### Data supplied
□ □ □

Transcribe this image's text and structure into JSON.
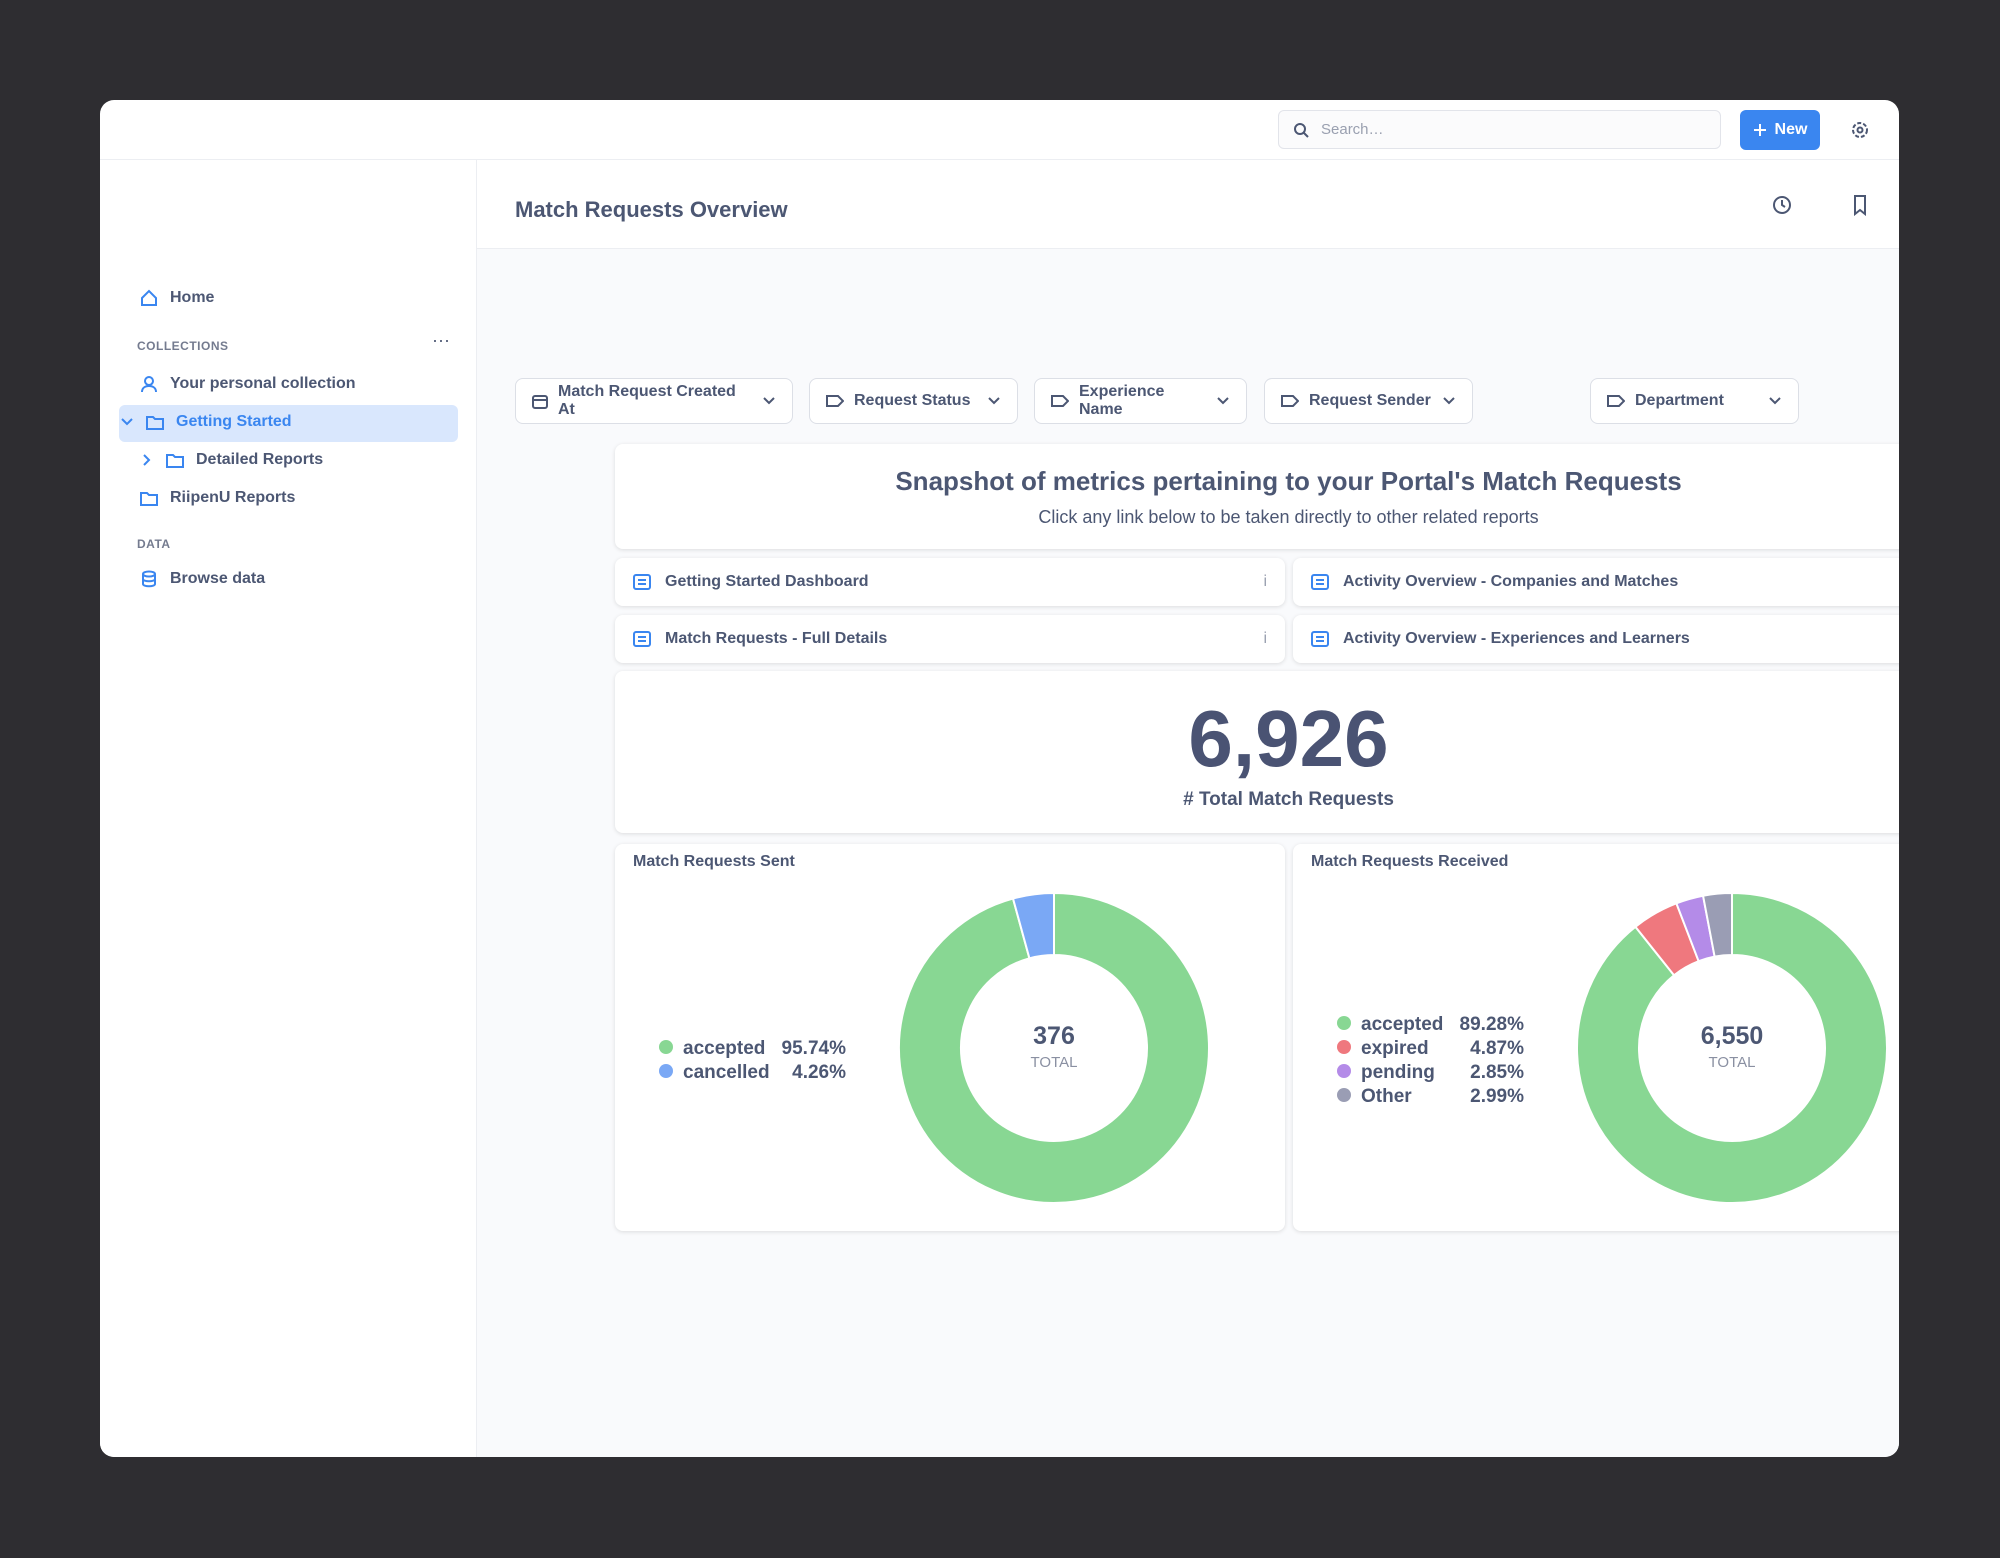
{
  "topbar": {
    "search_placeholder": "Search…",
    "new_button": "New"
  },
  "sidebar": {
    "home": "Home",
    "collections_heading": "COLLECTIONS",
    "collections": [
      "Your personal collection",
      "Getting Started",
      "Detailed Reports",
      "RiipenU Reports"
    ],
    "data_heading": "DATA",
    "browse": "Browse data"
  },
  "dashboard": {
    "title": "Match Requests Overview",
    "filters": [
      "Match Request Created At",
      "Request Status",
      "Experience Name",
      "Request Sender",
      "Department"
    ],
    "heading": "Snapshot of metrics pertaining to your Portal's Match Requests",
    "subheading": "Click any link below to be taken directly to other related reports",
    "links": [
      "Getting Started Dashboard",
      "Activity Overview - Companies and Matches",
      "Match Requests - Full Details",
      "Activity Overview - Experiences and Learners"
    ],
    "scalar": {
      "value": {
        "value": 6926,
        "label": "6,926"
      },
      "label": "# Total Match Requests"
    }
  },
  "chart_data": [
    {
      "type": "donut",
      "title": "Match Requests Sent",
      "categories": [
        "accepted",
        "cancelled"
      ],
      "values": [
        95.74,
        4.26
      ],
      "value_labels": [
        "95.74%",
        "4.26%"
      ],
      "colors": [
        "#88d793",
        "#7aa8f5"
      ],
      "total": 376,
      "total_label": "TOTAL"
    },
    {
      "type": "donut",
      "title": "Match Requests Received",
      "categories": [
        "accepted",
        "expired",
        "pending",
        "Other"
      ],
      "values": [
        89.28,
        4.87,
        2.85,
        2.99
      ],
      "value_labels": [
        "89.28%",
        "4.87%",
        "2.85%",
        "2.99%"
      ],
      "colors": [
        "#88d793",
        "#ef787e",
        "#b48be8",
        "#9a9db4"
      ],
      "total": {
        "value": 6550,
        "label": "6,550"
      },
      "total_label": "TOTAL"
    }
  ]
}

□ □ □

### Direction
Copy each line from the data above that includes "Started".

### Full output
      "Getting Started",
      "Getting Started Dashboard",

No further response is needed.